-- Begin Records for this task --

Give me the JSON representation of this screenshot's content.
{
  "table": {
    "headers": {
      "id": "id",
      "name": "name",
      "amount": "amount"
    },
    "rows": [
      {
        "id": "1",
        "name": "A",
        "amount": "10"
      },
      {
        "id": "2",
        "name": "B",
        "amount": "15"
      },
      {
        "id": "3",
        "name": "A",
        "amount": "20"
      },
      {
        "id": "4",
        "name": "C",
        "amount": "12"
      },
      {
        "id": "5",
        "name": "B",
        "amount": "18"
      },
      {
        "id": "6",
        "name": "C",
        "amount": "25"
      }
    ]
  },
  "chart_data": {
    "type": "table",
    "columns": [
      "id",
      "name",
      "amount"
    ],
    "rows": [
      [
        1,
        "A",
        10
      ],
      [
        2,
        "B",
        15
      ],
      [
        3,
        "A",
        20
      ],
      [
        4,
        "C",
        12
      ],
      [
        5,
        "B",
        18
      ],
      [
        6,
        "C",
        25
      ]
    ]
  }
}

-- End Records for this task --

• _What is asked_
Using the listing above, pick out each line that contains the word "amount", then copy it.

• _The result_
      "amount": "amount"
        "amount": "10"
        "amount": "15"
        "amount": "20"
        "amount": "12"
        "amount": "18"
        "amount": "25"
      "amount"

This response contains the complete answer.